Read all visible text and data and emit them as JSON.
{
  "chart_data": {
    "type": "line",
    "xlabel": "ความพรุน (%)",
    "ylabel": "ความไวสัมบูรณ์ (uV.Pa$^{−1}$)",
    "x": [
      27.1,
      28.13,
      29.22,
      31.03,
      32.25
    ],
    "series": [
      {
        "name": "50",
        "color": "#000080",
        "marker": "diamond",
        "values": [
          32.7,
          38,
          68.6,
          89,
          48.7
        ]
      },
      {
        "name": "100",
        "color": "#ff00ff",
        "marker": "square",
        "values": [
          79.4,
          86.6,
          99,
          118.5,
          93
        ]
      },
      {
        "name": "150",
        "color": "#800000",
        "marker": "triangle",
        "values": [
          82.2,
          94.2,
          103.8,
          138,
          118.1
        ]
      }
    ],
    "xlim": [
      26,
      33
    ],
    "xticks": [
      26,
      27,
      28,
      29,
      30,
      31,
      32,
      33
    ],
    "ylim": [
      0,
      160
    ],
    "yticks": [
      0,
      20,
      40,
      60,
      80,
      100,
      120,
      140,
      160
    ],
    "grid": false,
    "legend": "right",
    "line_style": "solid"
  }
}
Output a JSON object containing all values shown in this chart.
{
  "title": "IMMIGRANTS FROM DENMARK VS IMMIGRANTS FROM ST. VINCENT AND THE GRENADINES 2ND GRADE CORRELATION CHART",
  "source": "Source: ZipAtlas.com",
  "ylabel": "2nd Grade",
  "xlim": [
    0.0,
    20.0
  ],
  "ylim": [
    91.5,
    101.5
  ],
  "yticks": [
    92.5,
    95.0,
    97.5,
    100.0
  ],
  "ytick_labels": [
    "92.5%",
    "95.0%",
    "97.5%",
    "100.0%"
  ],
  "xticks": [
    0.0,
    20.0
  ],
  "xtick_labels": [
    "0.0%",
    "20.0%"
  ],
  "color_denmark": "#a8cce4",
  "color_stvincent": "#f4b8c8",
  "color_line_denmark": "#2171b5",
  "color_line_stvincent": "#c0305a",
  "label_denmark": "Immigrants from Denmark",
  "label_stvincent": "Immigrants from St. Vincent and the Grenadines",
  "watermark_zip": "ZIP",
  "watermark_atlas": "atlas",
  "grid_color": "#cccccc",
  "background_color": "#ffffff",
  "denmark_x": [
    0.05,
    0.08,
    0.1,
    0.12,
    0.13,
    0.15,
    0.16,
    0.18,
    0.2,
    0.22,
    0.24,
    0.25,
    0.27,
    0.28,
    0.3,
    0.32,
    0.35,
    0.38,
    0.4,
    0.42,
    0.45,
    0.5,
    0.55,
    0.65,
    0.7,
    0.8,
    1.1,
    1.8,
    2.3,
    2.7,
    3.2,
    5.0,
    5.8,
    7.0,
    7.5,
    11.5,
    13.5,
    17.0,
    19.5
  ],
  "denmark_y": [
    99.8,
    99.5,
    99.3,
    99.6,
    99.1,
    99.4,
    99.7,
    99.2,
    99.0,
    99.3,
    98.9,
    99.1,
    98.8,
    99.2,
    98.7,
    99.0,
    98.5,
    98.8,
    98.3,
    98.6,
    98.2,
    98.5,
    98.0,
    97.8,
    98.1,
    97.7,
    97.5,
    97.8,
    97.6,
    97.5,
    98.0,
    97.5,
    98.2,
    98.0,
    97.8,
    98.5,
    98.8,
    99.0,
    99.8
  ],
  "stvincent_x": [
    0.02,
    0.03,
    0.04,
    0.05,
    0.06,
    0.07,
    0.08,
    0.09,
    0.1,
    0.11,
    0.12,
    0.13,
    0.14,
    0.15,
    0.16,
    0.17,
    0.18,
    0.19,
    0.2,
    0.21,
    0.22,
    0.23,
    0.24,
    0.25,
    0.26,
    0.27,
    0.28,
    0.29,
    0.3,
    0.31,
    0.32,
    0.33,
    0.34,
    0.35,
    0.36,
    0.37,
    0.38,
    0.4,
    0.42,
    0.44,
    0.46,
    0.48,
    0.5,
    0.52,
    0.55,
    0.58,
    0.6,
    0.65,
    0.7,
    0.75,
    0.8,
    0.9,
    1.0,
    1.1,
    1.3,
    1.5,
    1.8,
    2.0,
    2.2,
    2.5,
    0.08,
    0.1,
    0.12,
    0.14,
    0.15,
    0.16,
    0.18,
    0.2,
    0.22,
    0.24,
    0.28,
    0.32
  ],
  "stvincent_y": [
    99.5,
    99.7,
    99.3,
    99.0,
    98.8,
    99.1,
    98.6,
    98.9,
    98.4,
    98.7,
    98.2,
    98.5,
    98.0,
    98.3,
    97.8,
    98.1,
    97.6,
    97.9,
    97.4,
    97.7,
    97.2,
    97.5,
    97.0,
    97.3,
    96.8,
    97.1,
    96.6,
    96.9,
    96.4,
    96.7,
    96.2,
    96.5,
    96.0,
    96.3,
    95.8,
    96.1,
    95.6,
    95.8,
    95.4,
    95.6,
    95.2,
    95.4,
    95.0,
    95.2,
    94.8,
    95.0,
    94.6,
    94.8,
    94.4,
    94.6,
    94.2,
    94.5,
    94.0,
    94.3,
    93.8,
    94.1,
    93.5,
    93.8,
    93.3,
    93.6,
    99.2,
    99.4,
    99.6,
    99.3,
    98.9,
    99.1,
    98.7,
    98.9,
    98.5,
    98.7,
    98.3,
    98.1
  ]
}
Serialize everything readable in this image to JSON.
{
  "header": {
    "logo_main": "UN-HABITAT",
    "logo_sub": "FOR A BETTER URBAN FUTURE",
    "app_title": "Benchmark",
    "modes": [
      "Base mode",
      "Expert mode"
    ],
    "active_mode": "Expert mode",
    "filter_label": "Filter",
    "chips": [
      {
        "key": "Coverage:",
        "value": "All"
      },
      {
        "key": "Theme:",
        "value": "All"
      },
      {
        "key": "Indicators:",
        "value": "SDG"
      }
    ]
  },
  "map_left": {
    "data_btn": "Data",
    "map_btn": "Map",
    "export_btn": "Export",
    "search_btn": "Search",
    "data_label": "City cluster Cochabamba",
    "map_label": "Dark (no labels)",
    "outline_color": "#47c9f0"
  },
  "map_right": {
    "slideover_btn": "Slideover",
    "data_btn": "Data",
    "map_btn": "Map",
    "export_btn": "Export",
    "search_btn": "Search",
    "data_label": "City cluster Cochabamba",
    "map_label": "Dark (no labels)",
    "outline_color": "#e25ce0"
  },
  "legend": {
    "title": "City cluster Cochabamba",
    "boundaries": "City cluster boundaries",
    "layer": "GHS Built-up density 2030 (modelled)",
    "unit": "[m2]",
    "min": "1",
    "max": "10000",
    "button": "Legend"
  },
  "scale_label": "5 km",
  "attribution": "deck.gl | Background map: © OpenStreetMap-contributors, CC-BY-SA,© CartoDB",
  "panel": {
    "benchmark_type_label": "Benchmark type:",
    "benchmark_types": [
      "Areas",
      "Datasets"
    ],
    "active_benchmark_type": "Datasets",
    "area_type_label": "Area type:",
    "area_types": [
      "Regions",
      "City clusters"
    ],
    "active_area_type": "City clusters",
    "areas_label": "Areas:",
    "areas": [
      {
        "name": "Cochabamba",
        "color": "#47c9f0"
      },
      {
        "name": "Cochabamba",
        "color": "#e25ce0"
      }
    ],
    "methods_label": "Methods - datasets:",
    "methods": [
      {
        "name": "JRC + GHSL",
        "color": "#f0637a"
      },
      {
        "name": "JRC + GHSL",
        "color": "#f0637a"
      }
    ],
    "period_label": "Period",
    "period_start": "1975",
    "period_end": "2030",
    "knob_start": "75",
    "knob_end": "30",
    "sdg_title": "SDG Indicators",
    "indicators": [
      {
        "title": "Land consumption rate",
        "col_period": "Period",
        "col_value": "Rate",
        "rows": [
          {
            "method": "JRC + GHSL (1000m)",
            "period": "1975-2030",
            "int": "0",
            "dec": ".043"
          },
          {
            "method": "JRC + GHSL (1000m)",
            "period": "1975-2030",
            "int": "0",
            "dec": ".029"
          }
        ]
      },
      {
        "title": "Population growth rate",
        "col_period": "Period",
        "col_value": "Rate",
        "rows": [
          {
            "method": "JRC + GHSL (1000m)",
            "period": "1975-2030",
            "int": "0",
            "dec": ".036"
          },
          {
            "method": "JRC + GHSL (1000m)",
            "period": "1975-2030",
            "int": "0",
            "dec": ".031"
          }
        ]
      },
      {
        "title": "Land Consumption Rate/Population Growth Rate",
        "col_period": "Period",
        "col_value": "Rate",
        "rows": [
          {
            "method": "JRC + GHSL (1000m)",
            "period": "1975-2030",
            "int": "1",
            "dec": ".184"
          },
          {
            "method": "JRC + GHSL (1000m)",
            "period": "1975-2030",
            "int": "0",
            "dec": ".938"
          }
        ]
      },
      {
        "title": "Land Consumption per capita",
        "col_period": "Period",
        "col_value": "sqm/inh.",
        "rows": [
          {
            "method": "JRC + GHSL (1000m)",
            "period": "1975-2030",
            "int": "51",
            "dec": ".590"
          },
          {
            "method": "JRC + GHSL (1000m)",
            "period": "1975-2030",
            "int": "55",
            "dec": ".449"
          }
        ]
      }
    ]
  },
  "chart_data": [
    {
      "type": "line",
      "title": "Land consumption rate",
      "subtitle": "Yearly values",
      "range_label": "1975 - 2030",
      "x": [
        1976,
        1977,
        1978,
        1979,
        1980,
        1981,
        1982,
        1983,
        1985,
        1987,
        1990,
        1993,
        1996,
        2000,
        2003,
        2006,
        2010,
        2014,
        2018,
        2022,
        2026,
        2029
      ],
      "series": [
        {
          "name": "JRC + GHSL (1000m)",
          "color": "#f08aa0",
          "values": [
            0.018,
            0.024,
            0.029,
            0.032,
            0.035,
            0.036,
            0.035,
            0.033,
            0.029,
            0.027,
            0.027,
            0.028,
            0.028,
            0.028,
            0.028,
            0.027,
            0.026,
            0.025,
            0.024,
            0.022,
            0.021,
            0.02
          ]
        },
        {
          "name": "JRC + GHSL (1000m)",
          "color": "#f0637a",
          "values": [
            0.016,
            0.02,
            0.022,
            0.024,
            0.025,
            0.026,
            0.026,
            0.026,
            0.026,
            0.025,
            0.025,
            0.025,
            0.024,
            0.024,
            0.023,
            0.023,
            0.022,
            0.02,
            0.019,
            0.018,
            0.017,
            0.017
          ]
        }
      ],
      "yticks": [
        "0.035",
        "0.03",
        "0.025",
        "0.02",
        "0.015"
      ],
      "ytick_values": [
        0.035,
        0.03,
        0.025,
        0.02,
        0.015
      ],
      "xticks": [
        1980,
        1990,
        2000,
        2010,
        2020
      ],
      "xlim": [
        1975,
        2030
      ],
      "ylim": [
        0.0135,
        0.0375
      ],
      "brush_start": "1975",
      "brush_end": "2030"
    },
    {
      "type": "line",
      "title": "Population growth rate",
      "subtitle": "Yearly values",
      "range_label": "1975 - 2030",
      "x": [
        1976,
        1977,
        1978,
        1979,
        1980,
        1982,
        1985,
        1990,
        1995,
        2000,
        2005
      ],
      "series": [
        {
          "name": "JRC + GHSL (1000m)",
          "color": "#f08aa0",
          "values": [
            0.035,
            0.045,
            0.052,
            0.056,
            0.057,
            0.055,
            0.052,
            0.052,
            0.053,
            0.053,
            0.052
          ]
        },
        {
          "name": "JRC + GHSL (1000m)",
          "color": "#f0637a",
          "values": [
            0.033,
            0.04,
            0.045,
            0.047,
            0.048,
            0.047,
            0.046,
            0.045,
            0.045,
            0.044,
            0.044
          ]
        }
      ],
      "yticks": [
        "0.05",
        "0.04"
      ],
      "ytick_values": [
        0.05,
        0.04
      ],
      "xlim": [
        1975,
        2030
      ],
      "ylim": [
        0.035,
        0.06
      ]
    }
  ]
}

• Challenge:
Copy each line of the records that contains the word "Expert".

• Answer to the problem:
      "Expert mode"
    "active_mode": "Expert mode",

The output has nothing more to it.